Stated problem —
Filter the entries, keeping every line with the word "Sample".

Data records —
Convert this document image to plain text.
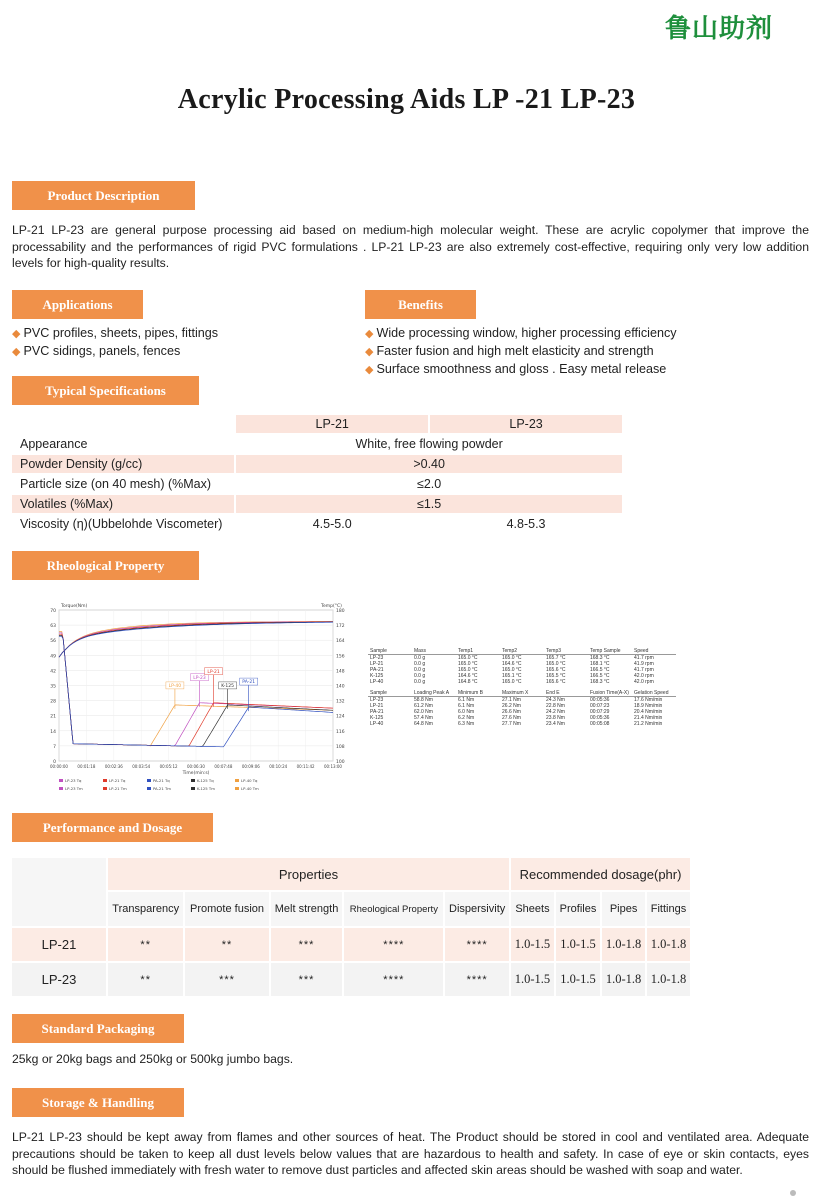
鲁山助剂
Acrylic Processing Aids LP -21 LP-23
Product Description
LP-21 LP-23 are general purpose processing aid based on medium-high molecular weight. These are acrylic copolymer that improve the processability and the performances of rigid PVC formulations . LP-21 LP-23 are also extremely cost-effective, requiring only very low addition levels for high-quality results.
Applications	Benefits
◆ PVC profiles, sheets, pipes, fittings
◆ PVC sidings, panels, fences
◆ Wide processing window, higher processing efficiency
◆ Faster fusion and high melt elasticity and strength
◆ Surface smoothness and gloss . Easy metal release
Typical Specifications
	LP-21	LP-23
Appearance	White, free flowing powder	
Powder Density (g/cc)	>0.40	
Particle size (on 40 mesh) (%Max)	≤2.0	
Volatiles (%Max)	≤1.5	
Viscosity (η)(Ubbelohde Viscometer)	4.5-5.0	4.8-5.3
Rheological Property
70
63
56
49
42
35
28
21
14
7
0
180
172
164
156
148
140
132
124
116
108
100
00:00:00 00:01:18 00:02:36 00:03:54 00:05:12 00:06:30 00:07:48 00:09:06 00:10:24 00:11:42 00:13:00
Torque(Nm)	Temp(°C)
Time(min:s)
LP-40
LP-23
LP-21
K-125
PA-21
LP-23 Tq	LP-21 Tq	PA-21 Tq	K-125 Tq	LP-40 Tq
LP-23 Tm	LP-21 Tm	PA-21 Tm	K-125 Tm	LP-40 Tm
Sample	Mass	Temp1	Temp2	Temp3	Temp Sample	Speed
LP-23	0.0 g	165.0 °C	165.0 °C	165.7 °C	168.3 °C	41.7 rpm
LP-21	0.0 g	165.0 °C	164.6 °C	165.0 °C	168.1 °C	41.9 rpm
PA-21	0.0 g	165.0 °C	165.0 °C	165.6 °C	166.5 °C	41.7 rpm
K-125	0.0 g	164.6 °C	165.1 °C	165.5 °C	166.5 °C	42.0 rpm
LP-40	0.0 g	164.8 °C	165.0 °C	165.6 °C	168.3 °C	42.0 rpm
Sample	Loading Peak A	Minimum B	Maximum X	End E	Fusion Time(A-X)	Gelation Speed
LP-23	58.8 Nm	6.1 Nm	27.1 Nm	24.3 Nm	00:05:36	17.6 Nm/min
LP-21	61.2 Nm	6.1 Nm	26.2 Nm	22.8 Nm	00:07:23	18.9 Nm/min
PA-21	62.0 Nm	6.0 Nm	26.6 Nm	24.2 Nm	00:07:29	20.4 Nm/min
K-125	57.4 Nm	6.2 Nm	27.6 Nm	23.8 Nm	00:05:36	21.4 Nm/min
LP-40	64.8 Nm	6.3 Nm	27.7 Nm	23.4 Nm	00:05:08	21.2 Nm/min
Performance and Dosage
	Properties					Recommended dosage(phr)			
	Transparency	Promote fusion	Melt strength	Rheological Property	Dispersivity	Sheets	Profiles	Pipes	Fittings
LP-21	**	**	***	****	****	1.0-1.5	1.0-1.5	1.0-1.8	1.0-1.8
LP-23	**	***	***	****	****	1.0-1.5	1.0-1.5	1.0-1.8	1.0-1.8
Standard Packaging
25kg or 20kg bags and 250kg or 500kg jumbo bags.
Storage & Handling
LP-21 LP-23 should be kept away from flames and other sources of heat. The Product should be stored in cool and ventilated area. Adequate precautions should be taken to keep all dust levels below values that are hazardous to health and safety. In case of eye or skin contacts, eyes should be flushed immediately with fresh water to remove dust particles and affected skin areas should be washed with soap and water.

Result of the exercise —
Sample	Mass	Temp1	Temp2	Temp3	Temp Sample	Speed
Sample	Loading Peak A	Minimum B	Maximum X	End E	Fusion Time(A-X)	Gelation Speed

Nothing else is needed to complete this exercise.